#### [Required work]
Every line below should be repeated exactly.
★ ★ ★ ★ ★
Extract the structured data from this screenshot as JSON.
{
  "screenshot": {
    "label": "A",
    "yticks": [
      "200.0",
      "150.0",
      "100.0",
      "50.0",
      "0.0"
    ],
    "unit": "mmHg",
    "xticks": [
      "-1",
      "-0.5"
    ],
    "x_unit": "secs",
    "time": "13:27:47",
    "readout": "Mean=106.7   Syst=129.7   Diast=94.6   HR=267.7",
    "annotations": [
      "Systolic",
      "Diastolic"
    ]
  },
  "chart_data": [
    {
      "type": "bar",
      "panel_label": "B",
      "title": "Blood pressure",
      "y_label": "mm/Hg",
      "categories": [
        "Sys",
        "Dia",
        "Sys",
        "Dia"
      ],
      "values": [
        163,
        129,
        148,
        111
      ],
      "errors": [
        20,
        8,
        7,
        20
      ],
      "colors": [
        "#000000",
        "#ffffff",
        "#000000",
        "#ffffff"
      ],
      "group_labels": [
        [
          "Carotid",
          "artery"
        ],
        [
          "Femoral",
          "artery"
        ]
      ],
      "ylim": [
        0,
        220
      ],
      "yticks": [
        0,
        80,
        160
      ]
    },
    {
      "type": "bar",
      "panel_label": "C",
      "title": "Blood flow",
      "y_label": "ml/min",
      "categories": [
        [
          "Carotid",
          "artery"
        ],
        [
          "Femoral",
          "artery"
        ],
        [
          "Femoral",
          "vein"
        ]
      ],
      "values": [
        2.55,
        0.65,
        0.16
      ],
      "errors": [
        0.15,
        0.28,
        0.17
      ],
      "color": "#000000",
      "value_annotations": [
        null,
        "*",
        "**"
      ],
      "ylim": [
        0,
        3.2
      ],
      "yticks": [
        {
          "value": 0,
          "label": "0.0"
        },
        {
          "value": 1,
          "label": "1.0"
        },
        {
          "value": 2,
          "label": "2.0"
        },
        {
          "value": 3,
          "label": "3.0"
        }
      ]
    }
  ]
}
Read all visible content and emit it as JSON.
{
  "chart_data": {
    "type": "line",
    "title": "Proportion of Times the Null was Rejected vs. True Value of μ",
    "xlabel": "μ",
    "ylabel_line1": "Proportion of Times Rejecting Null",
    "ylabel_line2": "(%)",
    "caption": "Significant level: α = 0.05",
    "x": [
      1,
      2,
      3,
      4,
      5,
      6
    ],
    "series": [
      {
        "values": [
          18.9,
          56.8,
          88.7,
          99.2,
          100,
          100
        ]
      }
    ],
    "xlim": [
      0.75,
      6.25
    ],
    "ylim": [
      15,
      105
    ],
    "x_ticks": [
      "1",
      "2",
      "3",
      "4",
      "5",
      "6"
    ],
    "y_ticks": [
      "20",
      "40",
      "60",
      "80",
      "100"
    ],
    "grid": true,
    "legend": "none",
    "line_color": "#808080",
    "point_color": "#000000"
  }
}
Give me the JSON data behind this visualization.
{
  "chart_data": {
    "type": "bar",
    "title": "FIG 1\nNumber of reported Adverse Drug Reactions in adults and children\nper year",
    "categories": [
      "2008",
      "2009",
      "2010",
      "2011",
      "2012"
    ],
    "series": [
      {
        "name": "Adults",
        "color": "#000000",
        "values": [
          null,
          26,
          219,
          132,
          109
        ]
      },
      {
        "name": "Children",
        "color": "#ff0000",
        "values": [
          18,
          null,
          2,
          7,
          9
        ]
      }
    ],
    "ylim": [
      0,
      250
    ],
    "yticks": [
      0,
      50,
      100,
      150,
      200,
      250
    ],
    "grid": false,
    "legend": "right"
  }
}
★ ★ ★ ★ ★
#### [Task result]
Extract the structured data from this screenshot as JSON.
{
  "screenshot": {
    "label": "A",
    "yticks": [
      "200.0",
      "150.0",
      "100.0",
      "50.0",
      "0.0"
    ],
    "unit": "mmHg",
    "xticks": [
      "-1",
      "-0.5"
    ],
    "x_unit": "secs",
    "time": "13:27:47",
    "readout": "Mean=106.7   Syst=129.7   Diast=94.6   HR=267.7",
    "annotations": [
      "Systolic",
      "Diastolic"
    ]
  },
  "chart_data": [
    {
      "type": "bar",
      "panel_label": "B",
      "title": "Blood pressure",
      "y_label": "mm/Hg",
      "categories": [
        "Sys",
        "Dia",
        "Sys",
        "Dia"
      ],
      "values": [
        163,
        129,
        148,
        111
      ],
      "errors": [
        20,
        8,
        7,
        20
      ],
      "colors": [
        "#000000",
        "#ffffff",
        "#000000",
        "#ffffff"
      ],
      "group_labels": [
        [
          "Carotid",
          "artery"
        ],
        [
          "Femoral",
          "artery"
        ]
      ],
      "ylim": [
        0,
        220
      ],
      "yticks": [
        0,
        80,
        160
      ]
    },
    {
      "type": "bar",
      "panel_label": "C",
      "title": "Blood flow",
      "y_label": "ml/min",
      "categories": [
        [
          "Carotid",
          "artery"
        ],
        [
          "Femoral",
          "artery"
        ],
        [
          "Femoral",
          "vein"
        ]
      ],
      "values": [
        2.55,
        0.65,
        0.16
      ],
      "errors": [
        0.15,
        0.28,
        0.17
      ],
      "color": "#000000",
      "value_annotations": [
        null,
        "*",
        "**"
      ],
      "ylim": [
        0,
        3.2
      ],
      "yticks": [
        {
          "value": 0,
          "label": "0.0"
        },
        {
          "value": 1,
          "label": "1.0"
        },
        {
          "value": 2,
          "label": "2.0"
        },
        {
          "value": 3,
          "label": "3.0"
        }
      ]
    }
  ]
}
Read all visible content and emit it as JSON.
{
  "chart_data": {
    "type": "line",
    "title": "Proportion of Times the Null was Rejected vs. True Value of μ",
    "xlabel": "μ",
    "ylabel_line1": "Proportion of Times Rejecting Null",
    "ylabel_line2": "(%)",
    "caption": "Significant level: α = 0.05",
    "x": [
      1,
      2,
      3,
      4,
      5,
      6
    ],
    "series": [
      {
        "values": [
          18.9,
          56.8,
          88.7,
          99.2,
          100,
          100
        ]
      }
    ],
    "xlim": [
      0.75,
      6.25
    ],
    "ylim": [
      15,
      105
    ],
    "x_ticks": [
      "1",
      "2",
      "3",
      "4",
      "5",
      "6"
    ],
    "y_ticks": [
      "20",
      "40",
      "60",
      "80",
      "100"
    ],
    "grid": true,
    "legend": "none",
    "line_color": "#808080",
    "point_color": "#000000"
  }
}
Give me the JSON data behind this visualization.
{
  "chart_data": {
    "type": "bar",
    "title": "FIG 1\nNumber of reported Adverse Drug Reactions in adults and children\nper year",
    "categories": [
      "2008",
      "2009",
      "2010",
      "2011",
      "2012"
    ],
    "series": [
      {
        "name": "Adults",
        "color": "#000000",
        "values": [
          null,
          26,
          219,
          132,
          109
        ]
      },
      {
        "name": "Children",
        "color": "#ff0000",
        "values": [
          18,
          null,
          2,
          7,
          9
        ]
      }
    ],
    "ylim": [
      0,
      250
    ],
    "yticks": [
      0,
      50,
      100,
      150,
      200,
      250
    ],
    "grid": false,
    "legend": "right"
  }
}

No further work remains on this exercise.